-- Data to examine follows --

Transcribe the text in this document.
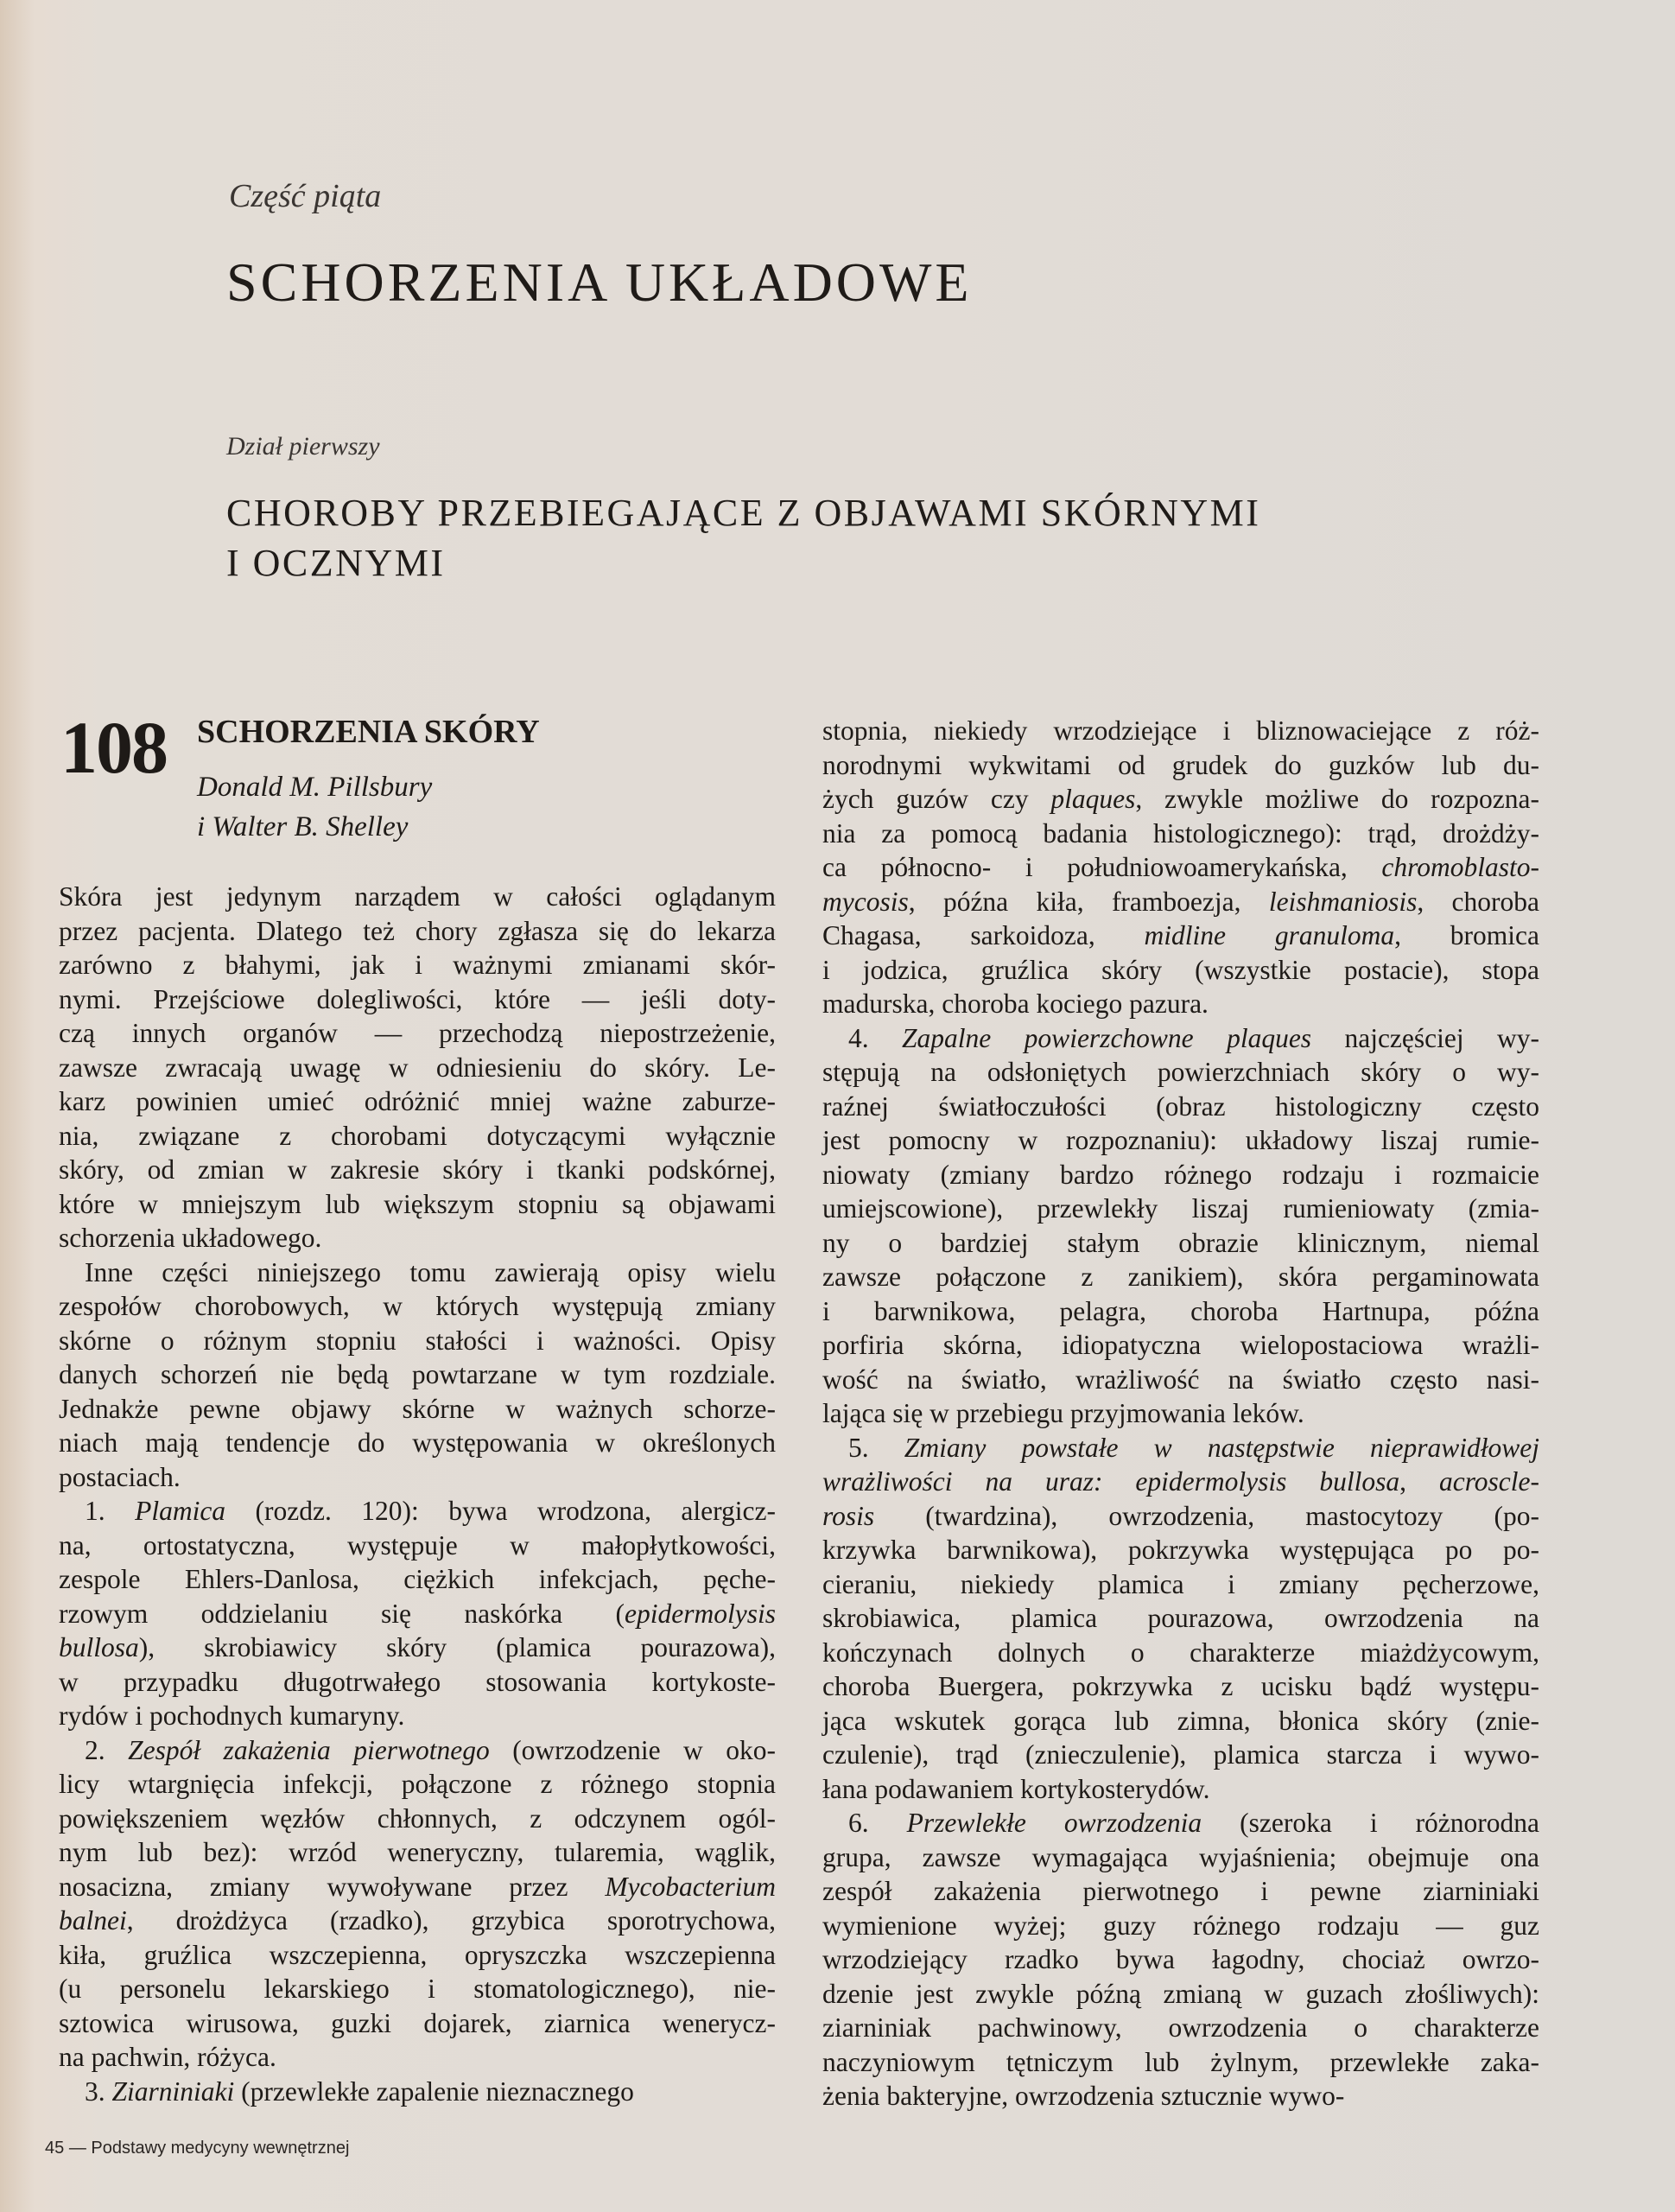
Część piąta
SCHORZENIA UKŁADOWE
Dział pierwszy
CHOROBY PRZEBIEGAJĄCE Z OBJAWAMI SKÓRNYMI
I OCZNYMI
108 SCHORZENIA SKÓRY
Donald M. Pillsbury
i Walter B. Shelley
Skóra jest jedynym narządem w całości oglądanym
przez pacjenta. Dlatego też chory zgłasza się do lekarza
zarówno z błahymi, jak i ważnymi zmianami skór-
nymi. Przejściowe dolegliwości, które — jeśli doty-
czą innych organów — przechodzą niepostrzeżenie,
zawsze zwracają uwagę w odniesieniu do skóry. Le-
karz powinien umieć odróżnić mniej ważne zaburze-
nia, związane z chorobami dotyczącymi wyłącznie
skóry, od zmian w zakresie skóry i tkanki podskórnej,
które w mniejszym lub większym stopniu są objawami
schorzenia układowego.
Inne części niniejszego tomu zawierają opisy wielu
zespołów chorobowych, w których występują zmiany
skórne o różnym stopniu stałości i ważności. Opisy
danych schorzeń nie będą powtarzane w tym rozdziale.
Jednakże pewne objawy skórne w ważnych schorze-
niach mają tendencje do występowania w określonych
postaciach.
1. Plamica (rozdz. 120): bywa wrodzona, alergicz-
na, ortostatyczna, występuje w małopłytkowości,
zespole Ehlers-Danlosa, ciężkich infekcjach, pęche-
rzowym oddzielaniu się naskórka (epidermolysis
bullosa), skrobiawicy skóry (plamica pourazowa),
w przypadku długotrwałego stosowania kortykoste-
rydów i pochodnych kumaryny.
2. Zespół zakażenia pierwotnego (owrzodzenie w oko-
licy wtargnięcia infekcji, połączone z różnego stopnia
powiększeniem węzłów chłonnych, z odczynem ogól-
nym lub bez): wrzód weneryczny, tularemia, wąglik,
nosacizna, zmiany wywoływane przez Mycobacterium
balnei, drożdżyca (rzadko), grzybica sporotrychowa,
kiła, gruźlica wszczepienna, opryszczka wszczepienna
(u personelu lekarskiego i stomatologicznego), nie-
sztowica wirusowa, guzki dojarek, ziarnica wenerycz-
na pachwin, różyca.
3. Ziarniniaki (przewlekłe zapalenie nieznacznego
stopnia, niekiedy wrzodziejące i bliznowaciejące z róż-
norodnymi wykwitami od grudek do guzków lub du-
żych guzów czy plaques, zwykle możliwe do rozpozna-
nia za pomocą badania histologicznego): trąd, drożdży-
ca północno- i południowoamerykańska, chromoblasto-
mycosis, późna kiła, framboezja, leishmaniosis, choroba
Chagasa, sarkoidoza, midline granuloma, bromica
i jodzica, gruźlica skóry (wszystkie postacie), stopa
madurska, choroba kociego pazura.
4. Zapalne powierzchowne plaques najczęściej wy-
stępują na odsłoniętych powierzchniach skóry o wy-
raźnej światłoczułości (obraz histologiczny często
jest pomocny w rozpoznaniu): układowy liszaj rumie-
niowaty (zmiany bardzo różnego rodzaju i rozmaicie
umiejscowione), przewlekły liszaj rumieniowaty (zmia-
ny o bardziej stałym obrazie klinicznym, niemal
zawsze połączone z zanikiem), skóra pergaminowata
i barwnikowa, pelagra, choroba Hartnupa, późna
porfiria skórna, idiopatyczna wielopostaciowa wrażli-
wość na światło, wrażliwość na światło często nasi-
lająca się w przebiegu przyjmowania leków.
5. Zmiany powstałe w następstwie nieprawidłowej
wrażliwości na uraz: epidermolysis bullosa, acroscle-
rosis (twardzina), owrzodzenia, mastocytozy (po-
krzywka barwnikowa), pokrzywka występująca po po-
cieraniu, niekiedy plamica i zmiany pęcherzowe,
skrobiawica, plamica pourazowa, owrzodzenia na
kończynach dolnych o charakterze miażdżycowym,
choroba Buergera, pokrzywka z ucisku bądź występu-
jąca wskutek gorąca lub zimna, błonica skóry (znie-
czulenie), trąd (znieczulenie), plamica starcza i wywo-
łana podawaniem kortykosterydów.
6. Przewlekłe owrzodzenia (szeroka i różnorodna
grupa, zawsze wymagająca wyjaśnienia; obejmuje ona
zespół zakażenia pierwotnego i pewne ziarniniaki
wymienione wyżej; guzy różnego rodzaju — guz
wrzodziejący rzadko bywa łagodny, chociaż owrzo-
dzenie jest zwykle późną zmianą w guzach złośliwych):
ziarniniak pachwinowy, owrzodzenia o charakterze
naczyniowym tętniczym lub żylnym, przewlekłe zaka-
żenia bakteryjne, owrzodzenia sztucznie wywo-
45 — Podstawy medycyny wewnętrznej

-- Data to examine concluded --

Could you find each line in the entries that contains the string "jest" and copy it?

▸ Reply to the task
Skóra jest jedynym narządem w całości oglądanym
jest pomocny w rozpoznaniu): układowy liszaj rumie-
dzenie jest zwykle późną zmianą w guzach złośliwych):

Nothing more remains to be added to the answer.